* _EXERCISE A_: In the table on dental management in diabetes insipidus below, what complication is listed for general anaesthesia?
* _EXERCISE B_: Does the table on dental management in diabetes insipidus below agree with each statement? Answer yes or no for each, quoting the deciding words. (i) Carbamazepine should be avoided. (ii) The comment for patient positioning is short appointments. (iii) A rating of 2 means specialised medical advice is mandatory.

Table 3.44.
Key considerations in dental management in diabetes insipidus (see text)
Management modifications* | Comments/possible complications | |
---|---|---|
Risk assessment | 0 | Xerostomia |
Appropriate dental care | 1 | Sips of water |
Pain and anxiety control | ||
– Local anaesthesia | 0 | |
– Conscious sedation | 0 | |
– General anaesthesia | 3/4 | Dehydration |
Patient access and positioning | ||
– Access to dental office | 0 | |
– Timing of treatment | 0 | |
– Patient positioning | 1 | Short appointments |
Treatment modification | ||
– Oral surgery | 0 | |
– Implantology | 1 | Dryness |
– Conservative/Endodontics | 0 | |
– Fixed prosthetics | 0 | |
– Removable prosthetics | 1 | Dryness |
– Non-surgical periodontology | 0 | |
– Surgical periodontology | 0 | |
Hazardous and contraindicated drugs | 1 | Avoid carbamazepine |
0 = No special considerations. 1 = Caution advised. 2 = Specialised medical advice recommended in some cases. 3 = Specialised medical advice mandatory. 4 = Only to be performed in hospital environment. 5 = Should be avoided.

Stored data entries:
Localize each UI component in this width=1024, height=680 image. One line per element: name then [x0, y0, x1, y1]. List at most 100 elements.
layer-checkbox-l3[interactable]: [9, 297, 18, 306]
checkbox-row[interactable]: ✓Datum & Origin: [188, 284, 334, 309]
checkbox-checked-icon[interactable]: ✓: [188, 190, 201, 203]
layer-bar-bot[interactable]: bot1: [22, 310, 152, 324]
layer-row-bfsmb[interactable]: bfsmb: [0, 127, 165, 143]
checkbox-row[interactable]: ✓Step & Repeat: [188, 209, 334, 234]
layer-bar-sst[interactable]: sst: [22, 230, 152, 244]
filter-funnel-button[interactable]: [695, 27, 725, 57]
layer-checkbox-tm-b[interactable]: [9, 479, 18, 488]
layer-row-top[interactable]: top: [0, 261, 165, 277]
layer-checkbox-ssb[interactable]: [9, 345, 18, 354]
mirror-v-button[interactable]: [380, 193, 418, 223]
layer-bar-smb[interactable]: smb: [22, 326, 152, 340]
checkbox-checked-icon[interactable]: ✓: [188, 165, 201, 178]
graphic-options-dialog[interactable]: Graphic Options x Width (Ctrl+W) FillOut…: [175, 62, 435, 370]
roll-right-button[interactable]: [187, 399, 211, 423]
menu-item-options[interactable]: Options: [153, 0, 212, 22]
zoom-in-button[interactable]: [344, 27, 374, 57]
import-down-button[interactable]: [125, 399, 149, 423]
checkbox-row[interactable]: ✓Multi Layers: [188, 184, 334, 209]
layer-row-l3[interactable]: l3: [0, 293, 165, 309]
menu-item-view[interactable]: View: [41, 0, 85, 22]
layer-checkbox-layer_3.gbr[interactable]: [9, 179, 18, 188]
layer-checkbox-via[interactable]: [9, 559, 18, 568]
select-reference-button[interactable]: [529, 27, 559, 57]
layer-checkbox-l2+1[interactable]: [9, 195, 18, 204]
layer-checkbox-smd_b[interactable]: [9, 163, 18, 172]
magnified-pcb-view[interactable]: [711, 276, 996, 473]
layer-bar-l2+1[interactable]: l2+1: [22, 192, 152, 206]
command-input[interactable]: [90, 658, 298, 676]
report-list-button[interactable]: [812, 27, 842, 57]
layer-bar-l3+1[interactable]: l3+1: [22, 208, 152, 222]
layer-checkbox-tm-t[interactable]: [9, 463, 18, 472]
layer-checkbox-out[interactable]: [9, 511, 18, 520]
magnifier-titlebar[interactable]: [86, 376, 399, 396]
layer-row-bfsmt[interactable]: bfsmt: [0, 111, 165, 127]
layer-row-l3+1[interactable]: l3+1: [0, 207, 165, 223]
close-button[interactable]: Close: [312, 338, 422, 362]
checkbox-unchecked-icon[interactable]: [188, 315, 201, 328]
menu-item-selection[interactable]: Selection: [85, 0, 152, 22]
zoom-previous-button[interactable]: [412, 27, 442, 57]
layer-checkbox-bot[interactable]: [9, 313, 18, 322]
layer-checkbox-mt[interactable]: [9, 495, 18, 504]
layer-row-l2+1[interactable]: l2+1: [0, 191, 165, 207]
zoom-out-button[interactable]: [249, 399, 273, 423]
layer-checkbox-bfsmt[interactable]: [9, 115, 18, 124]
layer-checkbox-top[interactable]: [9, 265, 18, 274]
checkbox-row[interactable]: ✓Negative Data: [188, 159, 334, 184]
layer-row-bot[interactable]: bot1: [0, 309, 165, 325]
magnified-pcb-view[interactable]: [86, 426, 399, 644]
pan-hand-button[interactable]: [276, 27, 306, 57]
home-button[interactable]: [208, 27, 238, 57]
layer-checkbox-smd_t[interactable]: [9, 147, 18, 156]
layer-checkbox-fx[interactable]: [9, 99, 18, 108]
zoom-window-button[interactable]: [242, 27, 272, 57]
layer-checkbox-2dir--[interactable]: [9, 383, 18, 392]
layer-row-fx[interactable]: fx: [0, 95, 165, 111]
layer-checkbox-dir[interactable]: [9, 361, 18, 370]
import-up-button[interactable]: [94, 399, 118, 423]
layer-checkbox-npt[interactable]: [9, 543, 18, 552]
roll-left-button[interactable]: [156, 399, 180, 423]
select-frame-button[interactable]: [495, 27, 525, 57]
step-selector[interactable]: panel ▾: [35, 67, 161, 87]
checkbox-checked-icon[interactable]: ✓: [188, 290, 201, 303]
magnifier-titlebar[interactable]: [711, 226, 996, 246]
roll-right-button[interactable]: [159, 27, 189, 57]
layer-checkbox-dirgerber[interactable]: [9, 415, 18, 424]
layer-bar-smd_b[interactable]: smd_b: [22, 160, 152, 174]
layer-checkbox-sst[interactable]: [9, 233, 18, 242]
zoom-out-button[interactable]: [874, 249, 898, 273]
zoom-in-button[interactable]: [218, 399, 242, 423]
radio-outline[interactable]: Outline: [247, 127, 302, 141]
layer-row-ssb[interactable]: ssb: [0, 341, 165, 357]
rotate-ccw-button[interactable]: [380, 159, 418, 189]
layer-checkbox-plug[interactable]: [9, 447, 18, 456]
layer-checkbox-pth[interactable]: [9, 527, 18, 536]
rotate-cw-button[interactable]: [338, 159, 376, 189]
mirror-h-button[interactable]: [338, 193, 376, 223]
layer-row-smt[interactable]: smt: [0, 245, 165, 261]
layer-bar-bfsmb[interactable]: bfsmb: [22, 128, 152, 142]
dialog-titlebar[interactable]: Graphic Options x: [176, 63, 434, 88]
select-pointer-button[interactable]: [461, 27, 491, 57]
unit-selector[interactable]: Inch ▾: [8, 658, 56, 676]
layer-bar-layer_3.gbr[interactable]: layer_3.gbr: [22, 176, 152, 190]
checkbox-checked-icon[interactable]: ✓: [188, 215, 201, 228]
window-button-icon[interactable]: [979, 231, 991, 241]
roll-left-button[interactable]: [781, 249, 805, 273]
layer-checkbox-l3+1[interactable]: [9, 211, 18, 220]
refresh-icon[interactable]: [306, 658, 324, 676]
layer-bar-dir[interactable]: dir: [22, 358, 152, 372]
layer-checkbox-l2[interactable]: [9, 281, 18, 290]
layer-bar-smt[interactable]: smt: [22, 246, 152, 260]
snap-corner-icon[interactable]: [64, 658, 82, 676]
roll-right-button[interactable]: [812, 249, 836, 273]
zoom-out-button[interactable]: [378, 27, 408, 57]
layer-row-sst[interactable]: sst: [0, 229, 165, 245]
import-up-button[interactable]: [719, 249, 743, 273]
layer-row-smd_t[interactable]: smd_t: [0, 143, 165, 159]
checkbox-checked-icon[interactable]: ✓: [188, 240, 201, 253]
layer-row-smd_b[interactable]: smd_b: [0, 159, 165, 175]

* _EXPECTED OUTPUT A_: Dehydration.

* _EXPECTED OUTPUT B_:
(i) Yes: "Avoid carbamazepine"
(ii) Yes: "Short appointments"
(iii) No: "2 = Specialised medical advice recommended in some cases."